## WHAT THE TASK REQUIRES
Take the lines from the one with "Give me the" through the end of the material below and repeat them exactly, dropping every picture.

## ENTRIES SUPPLIED
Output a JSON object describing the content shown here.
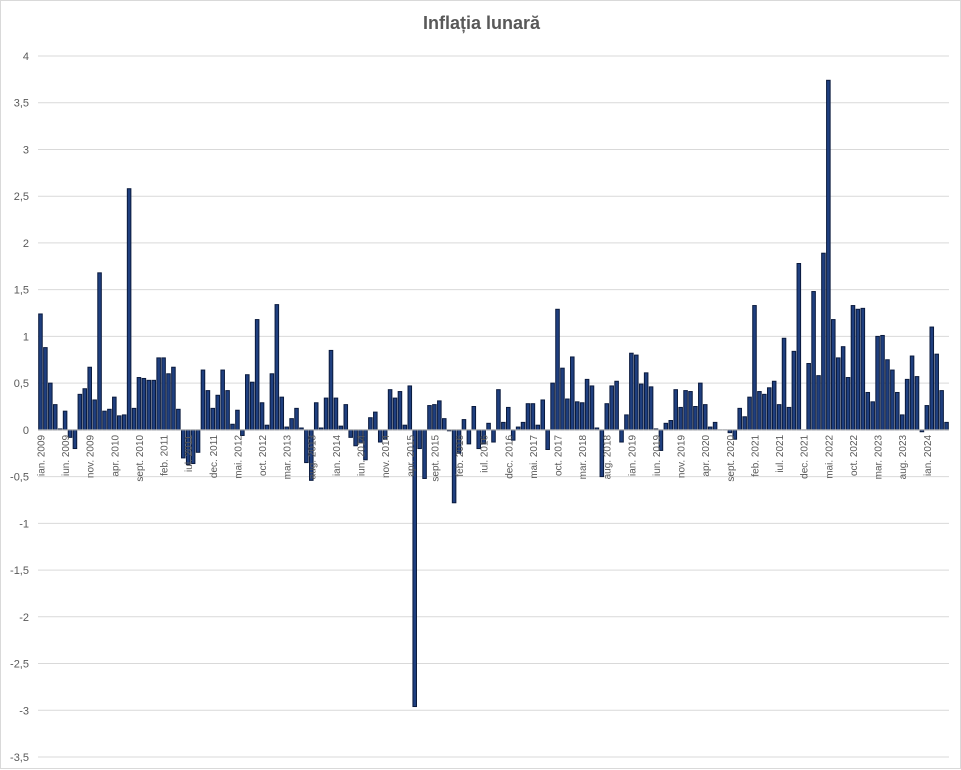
{
  "chart_data": {
    "type": "bar",
    "title": "Inflația lunară",
    "xlabel": "",
    "ylabel": "",
    "ylim": [
      -3.5,
      4
    ],
    "yticks": [
      4,
      3.5,
      3,
      2.5,
      2,
      1.5,
      1,
      0.5,
      0,
      -0.5,
      -1,
      -1.5,
      -2,
      -2.5,
      -3,
      -3.5
    ],
    "ytick_labels": [
      "4",
      "3,5",
      "3",
      "2,5",
      "2",
      "1,5",
      "1",
      "0,5",
      "0",
      "-0,5",
      "-1",
      "-1,5",
      "-2",
      "-2,5",
      "-3",
      "-3,5"
    ],
    "grid": true,
    "legend": "none",
    "bar_color": "#1f3f7f",
    "bar_edge_color": "#0a1a3d",
    "x_tick_labels": [
      {
        "index": 0,
        "label": "ian. 2009"
      },
      {
        "index": 5,
        "label": "iun. 2009"
      },
      {
        "index": 10,
        "label": "nov. 2009"
      },
      {
        "index": 15,
        "label": "apr. 2010"
      },
      {
        "index": 20,
        "label": "sept. 2010"
      },
      {
        "index": 25,
        "label": "feb. 2011"
      },
      {
        "index": 30,
        "label": "iul. 2011"
      },
      {
        "index": 35,
        "label": "dec. 2011"
      },
      {
        "index": 40,
        "label": "mai. 2012"
      },
      {
        "index": 45,
        "label": "oct. 2012"
      },
      {
        "index": 50,
        "label": "mar. 2013"
      },
      {
        "index": 55,
        "label": "aug. 2013"
      },
      {
        "index": 60,
        "label": "ian. 2014"
      },
      {
        "index": 65,
        "label": "iun. 2014"
      },
      {
        "index": 70,
        "label": "nov. 2014"
      },
      {
        "index": 75,
        "label": "apr. 2015"
      },
      {
        "index": 80,
        "label": "sept. 2015"
      },
      {
        "index": 85,
        "label": "feb. 2016"
      },
      {
        "index": 90,
        "label": "iul. 2016"
      },
      {
        "index": 95,
        "label": "dec. 2016"
      },
      {
        "index": 100,
        "label": "mai. 2017"
      },
      {
        "index": 105,
        "label": "oct. 2017"
      },
      {
        "index": 110,
        "label": "mar. 2018"
      },
      {
        "index": 115,
        "label": "aug. 2018"
      },
      {
        "index": 120,
        "label": "ian. 2019"
      },
      {
        "index": 125,
        "label": "iun. 2019"
      },
      {
        "index": 130,
        "label": "nov. 2019"
      },
      {
        "index": 135,
        "label": "apr. 2020"
      },
      {
        "index": 140,
        "label": "sept. 2020"
      },
      {
        "index": 145,
        "label": "feb. 2021"
      },
      {
        "index": 150,
        "label": "iul. 2021"
      },
      {
        "index": 155,
        "label": "dec. 2021"
      },
      {
        "index": 160,
        "label": "mai. 2022"
      },
      {
        "index": 165,
        "label": "oct. 2022"
      },
      {
        "index": 170,
        "label": "mar. 2023"
      },
      {
        "index": 175,
        "label": "aug. 2023"
      },
      {
        "index": 180,
        "label": "ian. 2024"
      }
    ],
    "values": [
      1.24,
      0.88,
      0.5,
      0.27,
      0.01,
      0.2,
      -0.08,
      -0.2,
      0.38,
      0.44,
      0.67,
      0.32,
      1.68,
      0.2,
      0.22,
      0.35,
      0.15,
      0.16,
      2.58,
      0.23,
      0.56,
      0.55,
      0.53,
      0.53,
      0.77,
      0.77,
      0.6,
      0.67,
      0.22,
      -0.3,
      -0.37,
      -0.36,
      -0.24,
      0.64,
      0.42,
      0.23,
      0.37,
      0.64,
      0.42,
      0.06,
      0.21,
      -0.06,
      0.59,
      0.51,
      1.18,
      0.29,
      0.05,
      0.6,
      1.34,
      0.35,
      0.03,
      0.12,
      0.23,
      0.02,
      -0.35,
      -0.54,
      0.29,
      0.02,
      0.34,
      0.85,
      0.34,
      0.04,
      0.27,
      -0.08,
      -0.17,
      -0.14,
      -0.32,
      0.13,
      0.19,
      -0.13,
      -0.1,
      0.43,
      0.34,
      0.41,
      0.05,
      0.47,
      -2.96,
      -0.2,
      -0.52,
      0.26,
      0.27,
      0.31,
      0.12,
      -0.01,
      -0.78,
      -0.25,
      0.11,
      -0.15,
      0.25,
      -0.2,
      -0.15,
      0.07,
      -0.13,
      0.43,
      0.08,
      0.24,
      -0.11,
      0.03,
      0.08,
      0.28,
      0.28,
      0.05,
      0.32,
      -0.21,
      0.5,
      1.29,
      0.66,
      0.33,
      0.78,
      0.3,
      0.29,
      0.54,
      0.47,
      0.02,
      -0.5,
      0.28,
      0.47,
      0.52,
      -0.13,
      0.16,
      0.82,
      0.8,
      0.49,
      0.61,
      0.46,
      0.01,
      -0.22,
      0.07,
      0.1,
      0.43,
      0.24,
      0.42,
      0.41,
      0.25,
      0.5,
      0.27,
      0.03,
      0.08,
      0.0,
      0.0,
      -0.03,
      -0.1,
      0.23,
      0.14,
      0.35,
      1.33,
      0.41,
      0.38,
      0.45,
      0.52,
      0.27,
      0.98,
      0.24,
      0.84,
      1.78,
      0.0,
      0.71,
      1.48,
      0.58,
      1.89,
      3.74,
      1.18,
      0.77,
      0.89,
      0.56,
      1.33,
      1.29,
      1.3,
      0.4,
      0.3,
      1.0,
      1.01,
      0.75,
      0.64,
      0.4,
      0.16,
      0.54,
      0.79,
      0.57,
      -0.02,
      0.26,
      1.1,
      0.81,
      0.42,
      0.08
    ]
  }
}
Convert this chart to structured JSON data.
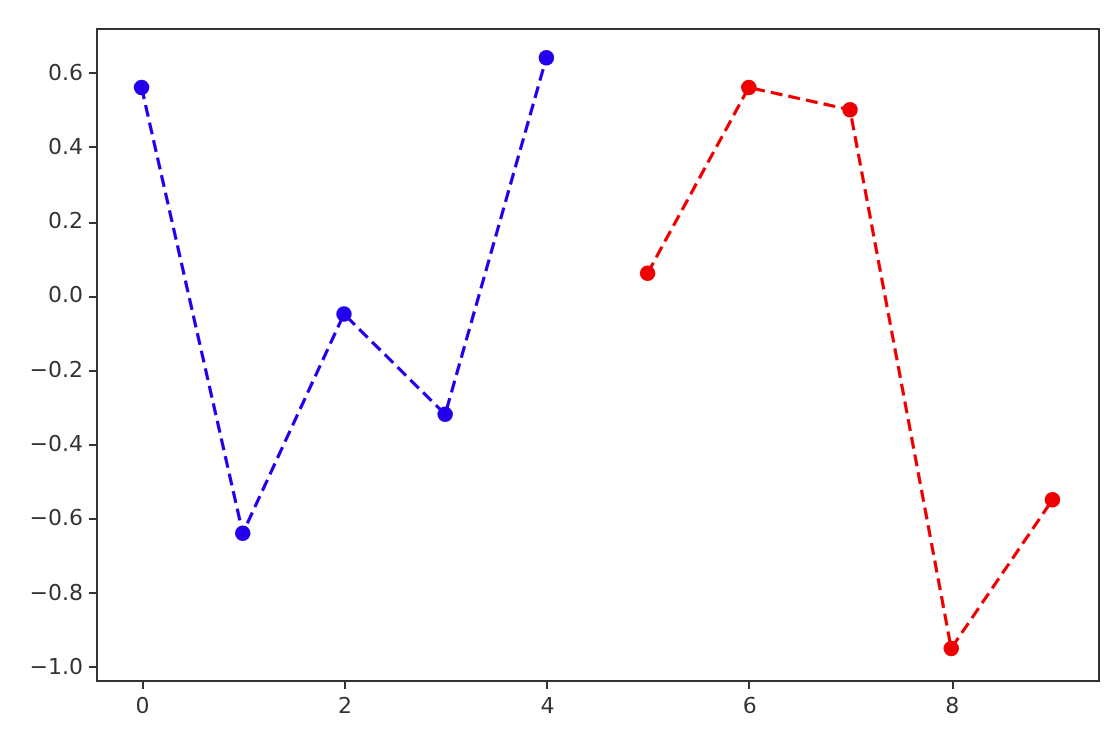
{
  "chart_data": {
    "type": "line",
    "series": [
      {
        "color": "#2200ee",
        "x": [
          0,
          1,
          2,
          3,
          4
        ],
        "values": [
          0.56,
          -0.64,
          -0.05,
          -0.32,
          0.64
        ]
      },
      {
        "color": "#ee0000",
        "x": [
          5,
          6,
          7,
          8,
          9
        ],
        "values": [
          0.06,
          0.56,
          0.5,
          -0.95,
          -0.55
        ]
      }
    ],
    "xlim": [
      -0.45,
      9.45
    ],
    "xticks": [
      0,
      2,
      4,
      6,
      8
    ],
    "ylim": [
      -1.035,
      0.72
    ],
    "yticks": [
      {
        "value": -1,
        "label": "−1.0"
      },
      {
        "value": -0.8,
        "label": "−0.8"
      },
      {
        "value": -0.6,
        "label": "−0.6"
      },
      {
        "value": -0.4,
        "label": "−0.4"
      },
      {
        "value": -0.2,
        "label": "−0.2"
      },
      {
        "value": 0,
        "label": "0.0"
      },
      {
        "value": 0.2,
        "label": "0.2"
      },
      {
        "value": 0.4,
        "label": "0.4"
      },
      {
        "value": 0.6,
        "label": "0.6"
      }
    ],
    "grid": false,
    "marker": "circle",
    "line_style": "dashed"
  }
}
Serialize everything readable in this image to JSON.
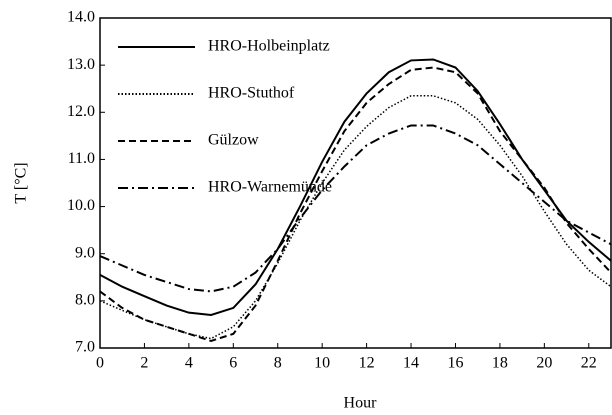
{
  "chart_data": {
    "type": "line",
    "x_label": "Hour",
    "y_label": "T [°C]",
    "x": [
      0,
      1,
      2,
      3,
      4,
      5,
      6,
      7,
      8,
      9,
      10,
      11,
      12,
      13,
      14,
      15,
      16,
      17,
      18,
      19,
      20,
      21,
      22,
      23
    ],
    "xlim": [
      0,
      23
    ],
    "xticks": [
      0,
      2,
      4,
      6,
      8,
      10,
      12,
      14,
      16,
      18,
      20,
      22
    ],
    "ylim": [
      7,
      14
    ],
    "yticks": [
      {
        "value": 7,
        "label": "7.0"
      },
      {
        "value": 8,
        "label": "8.0"
      },
      {
        "value": 9,
        "label": "9.0"
      },
      {
        "value": 10,
        "label": "10.0"
      },
      {
        "value": 11,
        "label": "11.0"
      },
      {
        "value": 12,
        "label": "12.0"
      },
      {
        "value": 13,
        "label": "13.0"
      },
      {
        "value": 14,
        "label": "14.0"
      }
    ],
    "legend": "upper left",
    "series": [
      {
        "name": "HRO-Holbeinplatz",
        "color": "#000000",
        "dash": "solid",
        "values": [
          8.55,
          8.3,
          8.1,
          7.9,
          7.75,
          7.7,
          7.85,
          8.35,
          9.1,
          10.0,
          10.95,
          11.8,
          12.4,
          12.85,
          13.1,
          13.12,
          12.95,
          12.45,
          11.75,
          11.0,
          10.35,
          9.7,
          9.25,
          8.85
        ]
      },
      {
        "name": "HRO-Stuthof",
        "color": "#000000",
        "dash": "dotted",
        "values": [
          8.0,
          7.8,
          7.6,
          7.45,
          7.3,
          7.2,
          7.45,
          8.0,
          8.8,
          9.7,
          10.5,
          11.2,
          11.7,
          12.1,
          12.35,
          12.35,
          12.2,
          11.85,
          11.3,
          10.65,
          9.9,
          9.2,
          8.65,
          8.3
        ]
      },
      {
        "name": "Gülzow",
        "color": "#000000",
        "dash": "dashed",
        "values": [
          8.2,
          7.85,
          7.6,
          7.45,
          7.3,
          7.15,
          7.3,
          7.9,
          8.85,
          9.85,
          10.75,
          11.6,
          12.2,
          12.6,
          12.9,
          12.95,
          12.85,
          12.4,
          11.6,
          11.0,
          10.4,
          9.65,
          9.1,
          8.6
        ]
      },
      {
        "name": "HRO-Warnemünde",
        "color": "#000000",
        "dash": "dashdot",
        "values": [
          8.95,
          8.75,
          8.55,
          8.4,
          8.25,
          8.2,
          8.3,
          8.6,
          9.1,
          9.75,
          10.35,
          10.85,
          11.3,
          11.55,
          11.72,
          11.72,
          11.55,
          11.3,
          10.9,
          10.5,
          10.1,
          9.7,
          9.45,
          9.2
        ]
      }
    ]
  }
}
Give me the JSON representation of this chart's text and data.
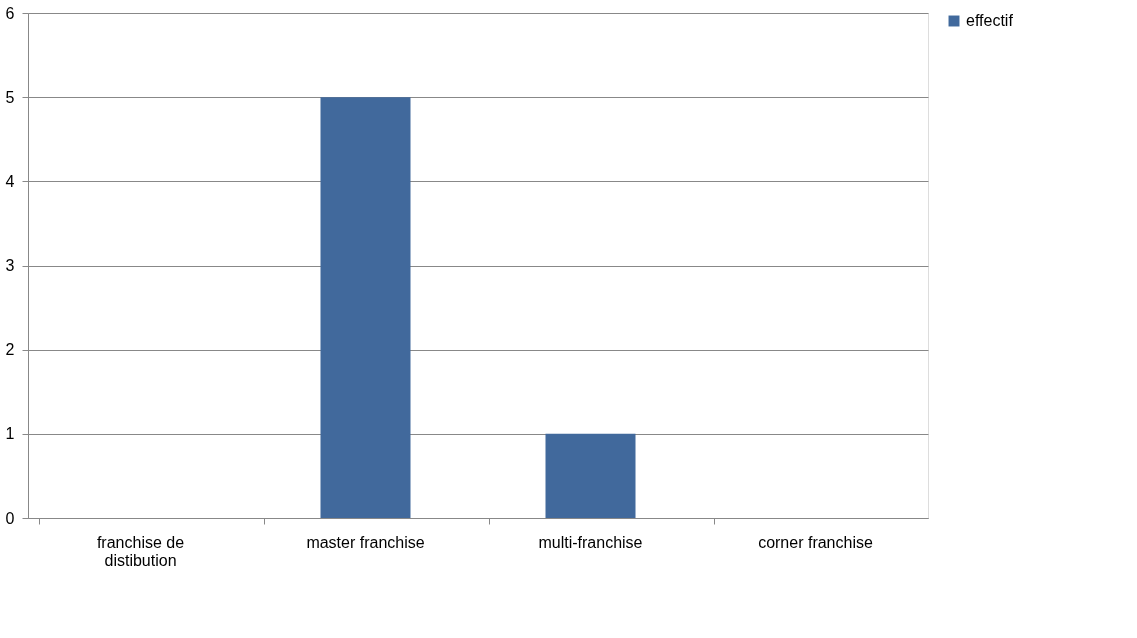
{
  "chart_data": {
    "type": "bar",
    "categories": [
      "franchise de distibution",
      "master franchise",
      "multi-franchise",
      "corner franchise"
    ],
    "series": [
      {
        "name": "effectif",
        "color": "#41699c",
        "values": [
          0,
          5,
          1,
          0
        ]
      }
    ],
    "ylim": [
      0,
      6
    ],
    "yticks": [
      0,
      1,
      2,
      3,
      4,
      5,
      6
    ],
    "grid": "y",
    "legend": "right"
  }
}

## RESULT BELOW
Give me the JSON representation of this chart's text and data.
{
  "chart_data": {
    "type": "bar",
    "categories": [
      "franchise de distibution",
      "master franchise",
      "multi-franchise",
      "corner franchise"
    ],
    "series": [
      {
        "name": "effectif",
        "color": "#41699c",
        "values": [
          0,
          5,
          1,
          0
        ]
      }
    ],
    "ylim": [
      0,
      6
    ],
    "yticks": [
      0,
      1,
      2,
      3,
      4,
      5,
      6
    ],
    "grid": "y",
    "legend": "right"
  }
}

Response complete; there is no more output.